▶ [GIVEN PROBLEM]:
Copy out every line of the items below verbatim, leaving out the pictures.

▶ [INFORMATION PROVIDED]:
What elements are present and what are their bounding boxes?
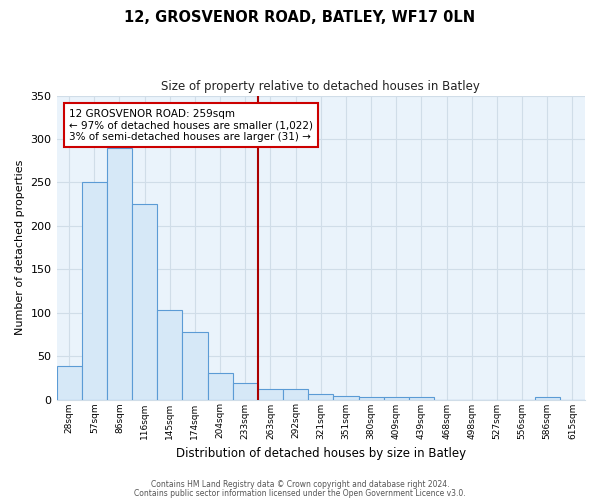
X-axis label: Distribution of detached houses by size in Batley: Distribution of detached houses by size … xyxy=(176,447,466,460)
Bar xyxy=(233,383,258,400)
Bar xyxy=(535,397,560,400)
Bar xyxy=(359,397,383,400)
Bar xyxy=(383,397,409,400)
Bar xyxy=(208,374,233,400)
Bar xyxy=(132,204,157,400)
Bar xyxy=(182,332,208,400)
Text: 12 GROSVENOR ROAD: 259sqm
← 97% of detached houses are smaller (1,022)
3% of sem: 12 GROSVENOR ROAD: 259sqm ← 97% of detac… xyxy=(69,108,313,142)
Bar xyxy=(56,366,82,400)
Bar xyxy=(283,389,308,400)
Bar xyxy=(258,389,283,400)
Text: Contains public sector information licensed under the Open Government Licence v3: Contains public sector information licen… xyxy=(134,488,466,498)
Text: Contains HM Land Registry data © Crown copyright and database right 2024.: Contains HM Land Registry data © Crown c… xyxy=(151,480,449,489)
Bar xyxy=(107,148,132,400)
Y-axis label: Number of detached properties: Number of detached properties xyxy=(15,160,25,335)
Bar xyxy=(157,310,182,400)
Bar xyxy=(334,396,359,400)
Text: 12, GROSVENOR ROAD, BATLEY, WF17 0LN: 12, GROSVENOR ROAD, BATLEY, WF17 0LN xyxy=(124,10,476,25)
Bar xyxy=(82,182,107,400)
Bar xyxy=(409,397,434,400)
Title: Size of property relative to detached houses in Batley: Size of property relative to detached ho… xyxy=(161,80,480,93)
Bar xyxy=(308,394,334,400)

▶ [OUTPUT FOR THIS EXERCISE]:
What elements are present and what are their bounding boxes?
X-axis label: Distribution of detached houses by size in Batley: Distribution of detached houses by size … xyxy=(176,447,466,460)
Bar xyxy=(233,383,258,400)
Bar xyxy=(535,397,560,400)
Bar xyxy=(359,397,383,400)
Bar xyxy=(383,397,409,400)
Bar xyxy=(208,374,233,400)
Bar xyxy=(132,204,157,400)
Bar xyxy=(182,332,208,400)
Text: 12 GROSVENOR ROAD: 259sqm
← 97% of detached houses are smaller (1,022)
3% of sem: 12 GROSVENOR ROAD: 259sqm ← 97% of detac… xyxy=(69,108,313,142)
Bar xyxy=(56,366,82,400)
Bar xyxy=(283,389,308,400)
Bar xyxy=(258,389,283,400)
Text: Contains public sector information licensed under the Open Government Licence v3: Contains public sector information licen… xyxy=(134,488,466,498)
Text: Contains HM Land Registry data © Crown copyright and database right 2024.: Contains HM Land Registry data © Crown c… xyxy=(151,480,449,489)
Bar xyxy=(107,148,132,400)
Y-axis label: Number of detached properties: Number of detached properties xyxy=(15,160,25,335)
Bar xyxy=(157,310,182,400)
Bar xyxy=(334,396,359,400)
Text: 12, GROSVENOR ROAD, BATLEY, WF17 0LN: 12, GROSVENOR ROAD, BATLEY, WF17 0LN xyxy=(124,10,476,25)
Bar xyxy=(82,182,107,400)
Bar xyxy=(409,397,434,400)
Title: Size of property relative to detached houses in Batley: Size of property relative to detached ho… xyxy=(161,80,480,93)
Bar xyxy=(308,394,334,400)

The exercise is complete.